■ 练习题目
请把材料中从含有“grid-2-cell-r2c1: 15 — [194, 94, 250, 149]”的那一行起到末尾的各行改写一遍，将其中的“unknown”换成“missing”，其他内容一律不动。

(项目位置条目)
>>>

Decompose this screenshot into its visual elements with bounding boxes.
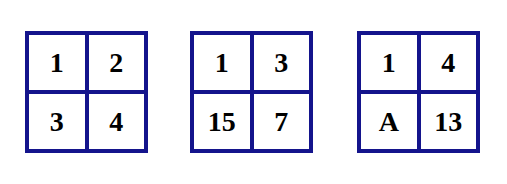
grid-2-cell-r2c1: 15 — [194, 94, 250, 149]
grid-1-cell-r2c2: 4 — [89, 94, 145, 149]
puzzle-grid-1: 1 2 3 4 — [25, 31, 148, 153]
puzzle-grid-3: 1 4 A 13 — [357, 31, 480, 153]
grid-3-cell-r2c1-unknown: A — [361, 94, 417, 149]
grid-1-cell-r2c1: 3 — [29, 94, 85, 149]
grid-1-cell-r1c1: 1 — [29, 35, 85, 90]
grid-2-cell-r1c1: 1 — [194, 35, 250, 90]
puzzle-canvas: 1 2 3 4 1 3 15 7 1 4 A 13 — [0, 0, 507, 184]
grid-2-cell-r2c2: 7 — [254, 94, 310, 149]
grid-1-cell-r1c2: 2 — [89, 35, 145, 90]
grid-2-cell-r1c2: 3 — [254, 35, 310, 90]
grid-3-cell-r2c2: 13 — [421, 94, 477, 149]
grid-3-cell-r1c1: 1 — [361, 35, 417, 90]
grid-3-cell-r1c2: 4 — [421, 35, 477, 90]
puzzle-grid-2: 1 3 15 7 — [190, 31, 313, 153]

<<<

■ 书面回答
grid-2-cell-r2c1: 15 — [194, 94, 250, 149]
grid-1-cell-r2c2: 4 — [89, 94, 145, 149]
puzzle-grid-1: 1 2 3 4 — [25, 31, 148, 153]
puzzle-grid-3: 1 4 A 13 — [357, 31, 480, 153]
grid-3-cell-r2c1-missing: A — [361, 94, 417, 149]
grid-1-cell-r2c1: 3 — [29, 94, 85, 149]
grid-1-cell-r1c1: 1 — [29, 35, 85, 90]
grid-2-cell-r1c1: 1 — [194, 35, 250, 90]
puzzle-canvas: 1 2 3 4 1 3 15 7 1 4 A 13 — [0, 0, 507, 184]
grid-2-cell-r2c2: 7 — [254, 94, 310, 149]
grid-1-cell-r1c2: 2 — [89, 35, 145, 90]
grid-2-cell-r1c2: 3 — [254, 35, 310, 90]
grid-3-cell-r2c2: 13 — [421, 94, 477, 149]
grid-3-cell-r1c1: 1 — [361, 35, 417, 90]
grid-3-cell-r1c2: 4 — [421, 35, 477, 90]
puzzle-grid-2: 1 3 15 7 — [190, 31, 313, 153]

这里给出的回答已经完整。